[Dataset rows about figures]

+--

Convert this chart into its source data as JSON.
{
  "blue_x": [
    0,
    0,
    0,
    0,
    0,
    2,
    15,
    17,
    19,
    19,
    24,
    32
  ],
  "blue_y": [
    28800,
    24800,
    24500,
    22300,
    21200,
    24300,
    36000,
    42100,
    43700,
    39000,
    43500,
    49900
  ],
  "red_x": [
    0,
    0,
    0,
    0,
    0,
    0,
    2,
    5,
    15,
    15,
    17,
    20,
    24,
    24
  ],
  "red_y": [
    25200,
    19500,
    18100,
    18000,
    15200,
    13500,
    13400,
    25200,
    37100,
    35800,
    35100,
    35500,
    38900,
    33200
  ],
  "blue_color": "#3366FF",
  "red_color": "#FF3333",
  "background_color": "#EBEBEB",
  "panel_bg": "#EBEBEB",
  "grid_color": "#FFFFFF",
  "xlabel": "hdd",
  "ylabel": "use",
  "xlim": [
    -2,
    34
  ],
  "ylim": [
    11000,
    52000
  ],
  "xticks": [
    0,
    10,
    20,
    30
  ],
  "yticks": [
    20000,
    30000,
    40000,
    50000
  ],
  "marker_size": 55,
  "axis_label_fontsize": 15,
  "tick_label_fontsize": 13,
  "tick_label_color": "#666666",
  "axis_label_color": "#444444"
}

+--

WHAT YOU HAVE TO DO.
Every line above should be written out again exactly as it stands.

TASK ANSWER.
Convert this chart into its source data as JSON.
{
  "blue_x": [
    0,
    0,
    0,
    0,
    0,
    2,
    15,
    17,
    19,
    19,
    24,
    32
  ],
  "blue_y": [
    28800,
    24800,
    24500,
    22300,
    21200,
    24300,
    36000,
    42100,
    43700,
    39000,
    43500,
    49900
  ],
  "red_x": [
    0,
    0,
    0,
    0,
    0,
    0,
    2,
    5,
    15,
    15,
    17,
    20,
    24,
    24
  ],
  "red_y": [
    25200,
    19500,
    18100,
    18000,
    15200,
    13500,
    13400,
    25200,
    37100,
    35800,
    35100,
    35500,
    38900,
    33200
  ],
  "blue_color": "#3366FF",
  "red_color": "#FF3333",
  "background_color": "#EBEBEB",
  "panel_bg": "#EBEBEB",
  "grid_color": "#FFFFFF",
  "xlabel": "hdd",
  "ylabel": "use",
  "xlim": [
    -2,
    34
  ],
  "ylim": [
    11000,
    52000
  ],
  "xticks": [
    0,
    10,
    20,
    30
  ],
  "yticks": [
    20000,
    30000,
    40000,
    50000
  ],
  "marker_size": 55,
  "axis_label_fontsize": 15,
  "tick_label_fontsize": 13,
  "tick_label_color": "#666666",
  "axis_label_color": "#444444"
}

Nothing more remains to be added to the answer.